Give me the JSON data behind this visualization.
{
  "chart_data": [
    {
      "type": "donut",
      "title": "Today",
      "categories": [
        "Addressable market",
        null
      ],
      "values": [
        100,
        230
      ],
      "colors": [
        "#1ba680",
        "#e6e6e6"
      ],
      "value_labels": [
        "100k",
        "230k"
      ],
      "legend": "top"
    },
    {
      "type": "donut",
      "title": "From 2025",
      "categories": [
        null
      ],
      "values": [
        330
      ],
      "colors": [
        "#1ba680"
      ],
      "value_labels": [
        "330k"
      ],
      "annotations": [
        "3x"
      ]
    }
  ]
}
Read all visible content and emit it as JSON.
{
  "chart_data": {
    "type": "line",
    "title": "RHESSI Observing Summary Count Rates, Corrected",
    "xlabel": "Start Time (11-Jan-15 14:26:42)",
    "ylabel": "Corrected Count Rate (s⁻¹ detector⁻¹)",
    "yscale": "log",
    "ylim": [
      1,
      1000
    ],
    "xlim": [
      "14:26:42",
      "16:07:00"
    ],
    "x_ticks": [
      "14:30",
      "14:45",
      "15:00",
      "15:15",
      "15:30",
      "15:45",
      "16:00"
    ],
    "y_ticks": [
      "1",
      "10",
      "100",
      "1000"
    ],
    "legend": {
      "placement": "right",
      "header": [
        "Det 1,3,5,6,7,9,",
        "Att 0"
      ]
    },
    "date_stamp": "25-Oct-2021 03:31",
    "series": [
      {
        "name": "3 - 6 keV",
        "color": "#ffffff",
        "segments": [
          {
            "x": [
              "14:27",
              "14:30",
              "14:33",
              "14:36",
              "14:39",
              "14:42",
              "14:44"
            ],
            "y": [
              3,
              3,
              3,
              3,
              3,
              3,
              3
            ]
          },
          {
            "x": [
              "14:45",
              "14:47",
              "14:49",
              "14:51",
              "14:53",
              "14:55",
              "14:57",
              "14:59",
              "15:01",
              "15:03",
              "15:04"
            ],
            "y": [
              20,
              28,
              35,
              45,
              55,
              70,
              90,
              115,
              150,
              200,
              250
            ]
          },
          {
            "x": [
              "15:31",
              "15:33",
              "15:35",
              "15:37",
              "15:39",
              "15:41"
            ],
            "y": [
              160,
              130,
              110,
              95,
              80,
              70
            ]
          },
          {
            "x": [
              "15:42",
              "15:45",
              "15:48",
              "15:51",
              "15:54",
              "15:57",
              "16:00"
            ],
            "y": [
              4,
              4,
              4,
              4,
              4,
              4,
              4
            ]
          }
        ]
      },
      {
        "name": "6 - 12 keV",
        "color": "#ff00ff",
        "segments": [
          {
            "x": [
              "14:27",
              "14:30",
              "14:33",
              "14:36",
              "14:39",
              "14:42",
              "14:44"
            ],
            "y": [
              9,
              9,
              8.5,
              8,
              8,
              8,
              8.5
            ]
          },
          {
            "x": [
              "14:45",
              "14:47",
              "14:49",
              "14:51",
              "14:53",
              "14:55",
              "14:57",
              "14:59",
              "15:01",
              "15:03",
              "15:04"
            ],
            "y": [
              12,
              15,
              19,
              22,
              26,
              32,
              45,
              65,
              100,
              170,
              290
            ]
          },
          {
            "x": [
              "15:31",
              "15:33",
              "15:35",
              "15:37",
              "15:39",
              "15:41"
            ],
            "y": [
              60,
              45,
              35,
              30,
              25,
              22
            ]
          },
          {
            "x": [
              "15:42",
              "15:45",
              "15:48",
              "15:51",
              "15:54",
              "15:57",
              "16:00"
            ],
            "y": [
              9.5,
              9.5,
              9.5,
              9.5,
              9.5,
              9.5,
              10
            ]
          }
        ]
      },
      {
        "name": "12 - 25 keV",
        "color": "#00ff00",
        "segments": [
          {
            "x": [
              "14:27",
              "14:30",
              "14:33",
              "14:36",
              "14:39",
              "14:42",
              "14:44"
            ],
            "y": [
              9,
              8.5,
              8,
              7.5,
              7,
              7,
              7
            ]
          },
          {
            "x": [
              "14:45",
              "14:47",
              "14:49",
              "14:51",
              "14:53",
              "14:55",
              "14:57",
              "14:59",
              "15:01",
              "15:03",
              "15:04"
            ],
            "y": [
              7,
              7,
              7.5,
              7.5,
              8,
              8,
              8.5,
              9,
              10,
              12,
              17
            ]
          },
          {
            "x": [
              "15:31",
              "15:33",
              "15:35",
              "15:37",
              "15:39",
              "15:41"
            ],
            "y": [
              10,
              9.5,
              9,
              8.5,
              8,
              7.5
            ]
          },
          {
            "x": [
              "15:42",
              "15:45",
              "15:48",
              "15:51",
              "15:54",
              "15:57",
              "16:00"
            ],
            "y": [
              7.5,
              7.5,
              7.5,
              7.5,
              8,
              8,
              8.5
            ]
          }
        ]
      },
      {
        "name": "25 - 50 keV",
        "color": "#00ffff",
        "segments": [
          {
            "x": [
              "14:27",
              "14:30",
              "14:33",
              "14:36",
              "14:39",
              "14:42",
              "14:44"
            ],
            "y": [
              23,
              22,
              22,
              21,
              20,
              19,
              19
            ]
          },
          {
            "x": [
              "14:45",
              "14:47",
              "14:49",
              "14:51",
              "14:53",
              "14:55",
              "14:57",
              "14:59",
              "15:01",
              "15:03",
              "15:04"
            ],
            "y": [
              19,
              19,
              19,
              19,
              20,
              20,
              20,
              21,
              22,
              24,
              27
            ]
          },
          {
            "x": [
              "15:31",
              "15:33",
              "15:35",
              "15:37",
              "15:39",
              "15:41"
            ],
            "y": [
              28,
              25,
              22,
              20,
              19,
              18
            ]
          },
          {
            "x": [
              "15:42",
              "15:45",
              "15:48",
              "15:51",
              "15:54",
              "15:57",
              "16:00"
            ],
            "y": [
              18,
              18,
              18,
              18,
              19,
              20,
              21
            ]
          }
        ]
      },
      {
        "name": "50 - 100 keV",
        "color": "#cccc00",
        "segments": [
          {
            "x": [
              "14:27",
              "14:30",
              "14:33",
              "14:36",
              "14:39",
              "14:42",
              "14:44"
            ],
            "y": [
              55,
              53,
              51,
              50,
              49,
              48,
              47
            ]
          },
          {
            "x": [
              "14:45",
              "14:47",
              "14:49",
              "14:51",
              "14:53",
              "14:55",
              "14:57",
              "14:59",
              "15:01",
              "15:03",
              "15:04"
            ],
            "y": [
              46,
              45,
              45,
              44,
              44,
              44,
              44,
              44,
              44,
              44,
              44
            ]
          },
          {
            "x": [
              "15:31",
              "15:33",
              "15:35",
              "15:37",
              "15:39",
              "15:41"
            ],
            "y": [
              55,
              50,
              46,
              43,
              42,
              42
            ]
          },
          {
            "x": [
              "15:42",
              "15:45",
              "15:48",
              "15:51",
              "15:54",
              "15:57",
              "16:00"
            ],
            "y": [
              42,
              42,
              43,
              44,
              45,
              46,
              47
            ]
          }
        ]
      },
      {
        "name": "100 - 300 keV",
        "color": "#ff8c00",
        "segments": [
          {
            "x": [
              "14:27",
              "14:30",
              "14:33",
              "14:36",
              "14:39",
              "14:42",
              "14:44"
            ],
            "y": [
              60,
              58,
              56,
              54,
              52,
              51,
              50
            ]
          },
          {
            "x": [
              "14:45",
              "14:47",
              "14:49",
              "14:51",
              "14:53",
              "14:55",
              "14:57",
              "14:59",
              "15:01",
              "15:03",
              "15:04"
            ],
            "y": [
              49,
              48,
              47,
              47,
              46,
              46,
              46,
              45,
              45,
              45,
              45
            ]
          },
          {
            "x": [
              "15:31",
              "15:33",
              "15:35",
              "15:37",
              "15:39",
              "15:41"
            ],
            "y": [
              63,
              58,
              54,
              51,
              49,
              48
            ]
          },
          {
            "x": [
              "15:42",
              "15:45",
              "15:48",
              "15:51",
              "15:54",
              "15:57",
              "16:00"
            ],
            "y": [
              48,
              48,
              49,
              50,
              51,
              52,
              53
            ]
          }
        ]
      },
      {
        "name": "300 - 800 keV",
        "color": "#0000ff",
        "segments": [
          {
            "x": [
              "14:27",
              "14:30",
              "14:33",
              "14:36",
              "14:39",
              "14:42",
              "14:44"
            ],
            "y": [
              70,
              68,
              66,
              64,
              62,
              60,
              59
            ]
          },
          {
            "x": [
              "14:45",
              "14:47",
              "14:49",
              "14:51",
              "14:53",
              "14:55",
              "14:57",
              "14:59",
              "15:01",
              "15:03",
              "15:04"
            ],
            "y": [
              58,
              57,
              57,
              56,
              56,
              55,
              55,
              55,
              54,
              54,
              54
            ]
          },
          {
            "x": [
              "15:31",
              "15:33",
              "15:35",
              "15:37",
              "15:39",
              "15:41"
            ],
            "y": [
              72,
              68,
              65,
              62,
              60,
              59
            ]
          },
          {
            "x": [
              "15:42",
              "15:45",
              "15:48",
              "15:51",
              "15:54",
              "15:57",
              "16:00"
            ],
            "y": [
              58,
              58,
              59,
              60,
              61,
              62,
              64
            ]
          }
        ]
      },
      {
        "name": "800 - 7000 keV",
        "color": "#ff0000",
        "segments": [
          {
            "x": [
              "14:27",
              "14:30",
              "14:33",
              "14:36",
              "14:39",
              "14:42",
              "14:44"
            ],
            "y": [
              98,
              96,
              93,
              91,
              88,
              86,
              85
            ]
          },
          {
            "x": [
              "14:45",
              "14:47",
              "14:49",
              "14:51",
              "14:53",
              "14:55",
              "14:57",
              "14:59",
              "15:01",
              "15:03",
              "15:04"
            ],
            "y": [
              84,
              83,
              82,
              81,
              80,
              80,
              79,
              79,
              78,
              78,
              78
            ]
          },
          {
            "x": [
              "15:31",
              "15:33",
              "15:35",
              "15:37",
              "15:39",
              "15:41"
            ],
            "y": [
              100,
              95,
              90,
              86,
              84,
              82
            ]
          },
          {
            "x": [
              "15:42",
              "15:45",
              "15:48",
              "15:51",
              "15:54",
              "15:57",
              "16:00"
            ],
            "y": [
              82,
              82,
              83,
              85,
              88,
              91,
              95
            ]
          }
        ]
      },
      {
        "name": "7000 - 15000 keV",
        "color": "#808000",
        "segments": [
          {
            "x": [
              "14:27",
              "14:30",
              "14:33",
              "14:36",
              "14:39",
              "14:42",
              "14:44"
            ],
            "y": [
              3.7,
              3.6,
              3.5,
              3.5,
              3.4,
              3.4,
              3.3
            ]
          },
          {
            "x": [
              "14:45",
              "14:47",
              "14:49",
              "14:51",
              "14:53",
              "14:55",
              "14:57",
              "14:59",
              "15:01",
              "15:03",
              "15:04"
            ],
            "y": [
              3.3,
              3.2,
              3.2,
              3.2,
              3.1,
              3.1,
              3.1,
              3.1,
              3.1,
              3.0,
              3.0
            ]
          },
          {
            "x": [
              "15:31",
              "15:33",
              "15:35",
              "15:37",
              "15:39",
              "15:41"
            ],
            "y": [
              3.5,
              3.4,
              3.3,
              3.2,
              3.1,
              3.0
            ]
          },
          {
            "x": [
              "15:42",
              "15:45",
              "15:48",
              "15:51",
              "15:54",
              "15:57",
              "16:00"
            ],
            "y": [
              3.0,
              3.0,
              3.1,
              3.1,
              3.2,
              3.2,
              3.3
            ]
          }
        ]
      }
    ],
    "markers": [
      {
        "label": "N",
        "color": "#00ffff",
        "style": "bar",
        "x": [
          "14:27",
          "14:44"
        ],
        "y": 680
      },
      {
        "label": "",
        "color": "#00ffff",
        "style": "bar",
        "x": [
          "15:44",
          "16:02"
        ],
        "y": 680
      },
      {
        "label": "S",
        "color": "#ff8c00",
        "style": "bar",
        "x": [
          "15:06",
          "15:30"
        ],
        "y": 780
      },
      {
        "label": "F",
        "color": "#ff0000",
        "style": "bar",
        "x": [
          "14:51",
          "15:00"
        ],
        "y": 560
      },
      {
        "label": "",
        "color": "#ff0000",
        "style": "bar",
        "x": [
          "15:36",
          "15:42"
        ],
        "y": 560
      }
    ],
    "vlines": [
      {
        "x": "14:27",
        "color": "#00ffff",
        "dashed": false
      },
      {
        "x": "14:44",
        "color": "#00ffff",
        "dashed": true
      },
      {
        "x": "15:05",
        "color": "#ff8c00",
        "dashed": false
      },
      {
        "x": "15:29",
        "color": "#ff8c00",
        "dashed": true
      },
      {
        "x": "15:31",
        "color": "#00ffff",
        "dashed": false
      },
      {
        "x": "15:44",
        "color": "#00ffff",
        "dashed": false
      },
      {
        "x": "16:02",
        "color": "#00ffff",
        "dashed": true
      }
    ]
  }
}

What is asked
Copy all lines of the material above where the string "Count" occurs.

Problem solution
    "title": "RHESSI Observing Summary Count Rates, Corrected",
    "ylabel": "Corrected Count Rate (s⁻¹ detector⁻¹)",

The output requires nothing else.